**Work to complete**: Exactly as written, please set down all of the entries again, with no pictures.

* * * * * * *

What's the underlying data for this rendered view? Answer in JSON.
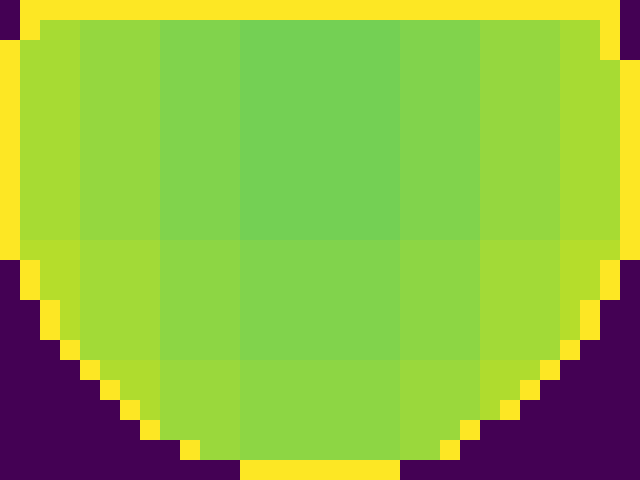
{
  "chart_data": {
    "type": "heatmap",
    "tick_labels": false,
    "color": "viridis",
    "cells": [
      [
        0,
        100,
        100,
        100,
        100,
        100,
        100,
        100,
        100,
        100,
        100,
        100,
        100,
        100,
        100,
        100,
        100,
        100,
        100,
        100,
        100,
        100,
        100,
        100,
        100,
        100,
        100,
        100,
        100,
        100,
        100,
        0
      ],
      [
        0,
        100,
        87,
        87,
        84,
        84,
        84,
        84,
        81,
        81,
        81,
        81,
        79,
        79,
        79,
        79,
        79,
        79,
        79,
        79,
        81,
        81,
        81,
        81,
        84,
        84,
        84,
        84,
        87,
        87,
        100,
        0
      ],
      [
        100,
        87,
        87,
        87,
        84,
        84,
        84,
        84,
        81,
        81,
        81,
        81,
        79,
        79,
        79,
        79,
        79,
        79,
        79,
        79,
        81,
        81,
        81,
        81,
        84,
        84,
        84,
        84,
        87,
        87,
        100,
        0
      ],
      [
        100,
        87,
        87,
        87,
        84,
        84,
        84,
        84,
        81,
        81,
        81,
        81,
        79,
        79,
        79,
        79,
        79,
        79,
        79,
        79,
        81,
        81,
        81,
        81,
        84,
        84,
        84,
        84,
        87,
        87,
        87,
        100
      ],
      [
        100,
        87,
        87,
        87,
        84,
        84,
        84,
        84,
        81,
        81,
        81,
        81,
        79,
        79,
        79,
        79,
        79,
        79,
        79,
        79,
        81,
        81,
        81,
        81,
        84,
        84,
        84,
        84,
        87,
        87,
        87,
        100
      ],
      [
        100,
        87,
        87,
        87,
        84,
        84,
        84,
        84,
        81,
        81,
        81,
        81,
        79,
        79,
        79,
        79,
        79,
        79,
        79,
        79,
        81,
        81,
        81,
        81,
        84,
        84,
        84,
        84,
        87,
        87,
        87,
        100
      ],
      [
        100,
        87,
        87,
        87,
        84,
        84,
        84,
        84,
        81,
        81,
        81,
        81,
        79,
        79,
        79,
        79,
        79,
        79,
        79,
        79,
        81,
        81,
        81,
        81,
        84,
        84,
        84,
        84,
        87,
        87,
        87,
        100
      ],
      [
        100,
        87,
        87,
        87,
        84,
        84,
        84,
        84,
        81,
        81,
        81,
        81,
        79,
        79,
        79,
        79,
        79,
        79,
        79,
        79,
        81,
        81,
        81,
        81,
        84,
        84,
        84,
        84,
        87,
        87,
        87,
        100
      ],
      [
        100,
        87,
        87,
        87,
        84,
        84,
        84,
        84,
        81,
        81,
        81,
        81,
        79,
        79,
        79,
        79,
        79,
        79,
        79,
        79,
        81,
        81,
        81,
        81,
        84,
        84,
        84,
        84,
        87,
        87,
        87,
        100
      ],
      [
        100,
        87,
        87,
        87,
        84,
        84,
        84,
        84,
        81,
        81,
        81,
        81,
        79,
        79,
        79,
        79,
        79,
        79,
        79,
        79,
        81,
        81,
        81,
        81,
        84,
        84,
        84,
        84,
        87,
        87,
        87,
        100
      ],
      [
        100,
        87,
        87,
        87,
        84,
        84,
        84,
        84,
        81,
        81,
        81,
        81,
        79,
        79,
        79,
        79,
        79,
        79,
        79,
        79,
        81,
        81,
        81,
        81,
        84,
        84,
        84,
        84,
        87,
        87,
        87,
        100
      ],
      [
        100,
        87,
        87,
        87,
        84,
        84,
        84,
        84,
        81,
        81,
        81,
        81,
        79,
        79,
        79,
        79,
        79,
        79,
        79,
        79,
        81,
        81,
        81,
        81,
        84,
        84,
        84,
        84,
        87,
        87,
        87,
        100
      ],
      [
        100,
        89,
        89,
        89,
        86,
        86,
        86,
        86,
        83,
        83,
        83,
        83,
        81,
        81,
        81,
        81,
        81,
        81,
        81,
        81,
        83,
        83,
        83,
        83,
        86,
        86,
        86,
        86,
        89,
        89,
        89,
        100
      ],
      [
        0,
        100,
        89,
        89,
        86,
        86,
        86,
        86,
        83,
        83,
        83,
        83,
        81,
        81,
        81,
        81,
        81,
        81,
        81,
        81,
        83,
        83,
        83,
        83,
        86,
        86,
        86,
        86,
        89,
        89,
        100,
        0
      ],
      [
        0,
        100,
        89,
        89,
        86,
        86,
        86,
        86,
        83,
        83,
        83,
        83,
        81,
        81,
        81,
        81,
        81,
        81,
        81,
        81,
        83,
        83,
        83,
        83,
        86,
        86,
        86,
        86,
        89,
        89,
        100,
        0
      ],
      [
        0,
        0,
        100,
        89,
        86,
        86,
        86,
        86,
        83,
        83,
        83,
        83,
        81,
        81,
        81,
        81,
        81,
        81,
        81,
        81,
        83,
        83,
        83,
        83,
        86,
        86,
        86,
        86,
        89,
        100,
        0,
        0
      ],
      [
        0,
        0,
        100,
        89,
        86,
        86,
        86,
        86,
        83,
        83,
        83,
        83,
        81,
        81,
        81,
        81,
        81,
        81,
        81,
        81,
        83,
        83,
        83,
        83,
        86,
        86,
        86,
        86,
        89,
        100,
        0,
        0
      ],
      [
        0,
        0,
        0,
        100,
        86,
        86,
        86,
        86,
        83,
        83,
        83,
        83,
        81,
        81,
        81,
        81,
        81,
        81,
        81,
        81,
        83,
        83,
        83,
        83,
        86,
        86,
        86,
        86,
        100,
        0,
        0,
        0
      ],
      [
        0,
        0,
        0,
        0,
        100,
        88,
        88,
        88,
        85,
        85,
        85,
        85,
        83,
        83,
        83,
        83,
        83,
        83,
        83,
        83,
        85,
        85,
        85,
        85,
        88,
        88,
        88,
        100,
        0,
        0,
        0,
        0
      ],
      [
        0,
        0,
        0,
        0,
        0,
        100,
        88,
        88,
        85,
        85,
        85,
        85,
        83,
        83,
        83,
        83,
        83,
        83,
        83,
        83,
        85,
        85,
        85,
        85,
        88,
        88,
        100,
        0,
        0,
        0,
        0,
        0
      ],
      [
        0,
        0,
        0,
        0,
        0,
        0,
        100,
        88,
        85,
        85,
        85,
        85,
        83,
        83,
        83,
        83,
        83,
        83,
        83,
        83,
        85,
        85,
        85,
        85,
        88,
        100,
        0,
        0,
        0,
        0,
        0,
        0
      ],
      [
        0,
        0,
        0,
        0,
        0,
        0,
        0,
        100,
        85,
        85,
        85,
        85,
        83,
        83,
        83,
        83,
        83,
        83,
        83,
        83,
        85,
        85,
        85,
        100,
        0,
        0,
        0,
        0,
        0,
        0,
        0,
        0
      ],
      [
        0,
        0,
        0,
        0,
        0,
        0,
        0,
        0,
        0,
        100,
        85,
        85,
        83,
        83,
        83,
        83,
        83,
        83,
        83,
        83,
        85,
        85,
        100,
        0,
        0,
        0,
        0,
        0,
        0,
        0,
        0,
        0
      ],
      [
        0,
        0,
        0,
        0,
        0,
        0,
        0,
        0,
        0,
        0,
        0,
        0,
        100,
        100,
        100,
        100,
        100,
        100,
        100,
        100,
        0,
        0,
        0,
        0,
        0,
        0,
        0,
        0,
        0,
        0,
        0,
        0
      ]
    ]
  }
}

* * * * * * *

**Completed task**:
What's the underlying data for this rendered view? Answer in JSON.
{
  "chart_data": {
    "type": "heatmap",
    "tick_labels": false,
    "color": "viridis",
    "cells": [
      [
        0,
        100,
        100,
        100,
        100,
        100,
        100,
        100,
        100,
        100,
        100,
        100,
        100,
        100,
        100,
        100,
        100,
        100,
        100,
        100,
        100,
        100,
        100,
        100,
        100,
        100,
        100,
        100,
        100,
        100,
        100,
        0
      ],
      [
        0,
        100,
        87,
        87,
        84,
        84,
        84,
        84,
        81,
        81,
        81,
        81,
        79,
        79,
        79,
        79,
        79,
        79,
        79,
        79,
        81,
        81,
        81,
        81,
        84,
        84,
        84,
        84,
        87,
        87,
        100,
        0
      ],
      [
        100,
        87,
        87,
        87,
        84,
        84,
        84,
        84,
        81,
        81,
        81,
        81,
        79,
        79,
        79,
        79,
        79,
        79,
        79,
        79,
        81,
        81,
        81,
        81,
        84,
        84,
        84,
        84,
        87,
        87,
        100,
        0
      ],
      [
        100,
        87,
        87,
        87,
        84,
        84,
        84,
        84,
        81,
        81,
        81,
        81,
        79,
        79,
        79,
        79,
        79,
        79,
        79,
        79,
        81,
        81,
        81,
        81,
        84,
        84,
        84,
        84,
        87,
        87,
        87,
        100
      ],
      [
        100,
        87,
        87,
        87,
        84,
        84,
        84,
        84,
        81,
        81,
        81,
        81,
        79,
        79,
        79,
        79,
        79,
        79,
        79,
        79,
        81,
        81,
        81,
        81,
        84,
        84,
        84,
        84,
        87,
        87,
        87,
        100
      ],
      [
        100,
        87,
        87,
        87,
        84,
        84,
        84,
        84,
        81,
        81,
        81,
        81,
        79,
        79,
        79,
        79,
        79,
        79,
        79,
        79,
        81,
        81,
        81,
        81,
        84,
        84,
        84,
        84,
        87,
        87,
        87,
        100
      ],
      [
        100,
        87,
        87,
        87,
        84,
        84,
        84,
        84,
        81,
        81,
        81,
        81,
        79,
        79,
        79,
        79,
        79,
        79,
        79,
        79,
        81,
        81,
        81,
        81,
        84,
        84,
        84,
        84,
        87,
        87,
        87,
        100
      ],
      [
        100,
        87,
        87,
        87,
        84,
        84,
        84,
        84,
        81,
        81,
        81,
        81,
        79,
        79,
        79,
        79,
        79,
        79,
        79,
        79,
        81,
        81,
        81,
        81,
        84,
        84,
        84,
        84,
        87,
        87,
        87,
        100
      ],
      [
        100,
        87,
        87,
        87,
        84,
        84,
        84,
        84,
        81,
        81,
        81,
        81,
        79,
        79,
        79,
        79,
        79,
        79,
        79,
        79,
        81,
        81,
        81,
        81,
        84,
        84,
        84,
        84,
        87,
        87,
        87,
        100
      ],
      [
        100,
        87,
        87,
        87,
        84,
        84,
        84,
        84,
        81,
        81,
        81,
        81,
        79,
        79,
        79,
        79,
        79,
        79,
        79,
        79,
        81,
        81,
        81,
        81,
        84,
        84,
        84,
        84,
        87,
        87,
        87,
        100
      ],
      [
        100,
        87,
        87,
        87,
        84,
        84,
        84,
        84,
        81,
        81,
        81,
        81,
        79,
        79,
        79,
        79,
        79,
        79,
        79,
        79,
        81,
        81,
        81,
        81,
        84,
        84,
        84,
        84,
        87,
        87,
        87,
        100
      ],
      [
        100,
        87,
        87,
        87,
        84,
        84,
        84,
        84,
        81,
        81,
        81,
        81,
        79,
        79,
        79,
        79,
        79,
        79,
        79,
        79,
        81,
        81,
        81,
        81,
        84,
        84,
        84,
        84,
        87,
        87,
        87,
        100
      ],
      [
        100,
        89,
        89,
        89,
        86,
        86,
        86,
        86,
        83,
        83,
        83,
        83,
        81,
        81,
        81,
        81,
        81,
        81,
        81,
        81,
        83,
        83,
        83,
        83,
        86,
        86,
        86,
        86,
        89,
        89,
        89,
        100
      ],
      [
        0,
        100,
        89,
        89,
        86,
        86,
        86,
        86,
        83,
        83,
        83,
        83,
        81,
        81,
        81,
        81,
        81,
        81,
        81,
        81,
        83,
        83,
        83,
        83,
        86,
        86,
        86,
        86,
        89,
        89,
        100,
        0
      ],
      [
        0,
        100,
        89,
        89,
        86,
        86,
        86,
        86,
        83,
        83,
        83,
        83,
        81,
        81,
        81,
        81,
        81,
        81,
        81,
        81,
        83,
        83,
        83,
        83,
        86,
        86,
        86,
        86,
        89,
        89,
        100,
        0
      ],
      [
        0,
        0,
        100,
        89,
        86,
        86,
        86,
        86,
        83,
        83,
        83,
        83,
        81,
        81,
        81,
        81,
        81,
        81,
        81,
        81,
        83,
        83,
        83,
        83,
        86,
        86,
        86,
        86,
        89,
        100,
        0,
        0
      ],
      [
        0,
        0,
        100,
        89,
        86,
        86,
        86,
        86,
        83,
        83,
        83,
        83,
        81,
        81,
        81,
        81,
        81,
        81,
        81,
        81,
        83,
        83,
        83,
        83,
        86,
        86,
        86,
        86,
        89,
        100,
        0,
        0
      ],
      [
        0,
        0,
        0,
        100,
        86,
        86,
        86,
        86,
        83,
        83,
        83,
        83,
        81,
        81,
        81,
        81,
        81,
        81,
        81,
        81,
        83,
        83,
        83,
        83,
        86,
        86,
        86,
        86,
        100,
        0,
        0,
        0
      ],
      [
        0,
        0,
        0,
        0,
        100,
        88,
        88,
        88,
        85,
        85,
        85,
        85,
        83,
        83,
        83,
        83,
        83,
        83,
        83,
        83,
        85,
        85,
        85,
        85,
        88,
        88,
        88,
        100,
        0,
        0,
        0,
        0
      ],
      [
        0,
        0,
        0,
        0,
        0,
        100,
        88,
        88,
        85,
        85,
        85,
        85,
        83,
        83,
        83,
        83,
        83,
        83,
        83,
        83,
        85,
        85,
        85,
        85,
        88,
        88,
        100,
        0,
        0,
        0,
        0,
        0
      ],
      [
        0,
        0,
        0,
        0,
        0,
        0,
        100,
        88,
        85,
        85,
        85,
        85,
        83,
        83,
        83,
        83,
        83,
        83,
        83,
        83,
        85,
        85,
        85,
        85,
        88,
        100,
        0,
        0,
        0,
        0,
        0,
        0
      ],
      [
        0,
        0,
        0,
        0,
        0,
        0,
        0,
        100,
        85,
        85,
        85,
        85,
        83,
        83,
        83,
        83,
        83,
        83,
        83,
        83,
        85,
        85,
        85,
        100,
        0,
        0,
        0,
        0,
        0,
        0,
        0,
        0
      ],
      [
        0,
        0,
        0,
        0,
        0,
        0,
        0,
        0,
        0,
        100,
        85,
        85,
        83,
        83,
        83,
        83,
        83,
        83,
        83,
        83,
        85,
        85,
        100,
        0,
        0,
        0,
        0,
        0,
        0,
        0,
        0,
        0
      ],
      [
        0,
        0,
        0,
        0,
        0,
        0,
        0,
        0,
        0,
        0,
        0,
        0,
        100,
        100,
        100,
        100,
        100,
        100,
        100,
        100,
        0,
        0,
        0,
        0,
        0,
        0,
        0,
        0,
        0,
        0,
        0,
        0
      ]
    ]
  }
}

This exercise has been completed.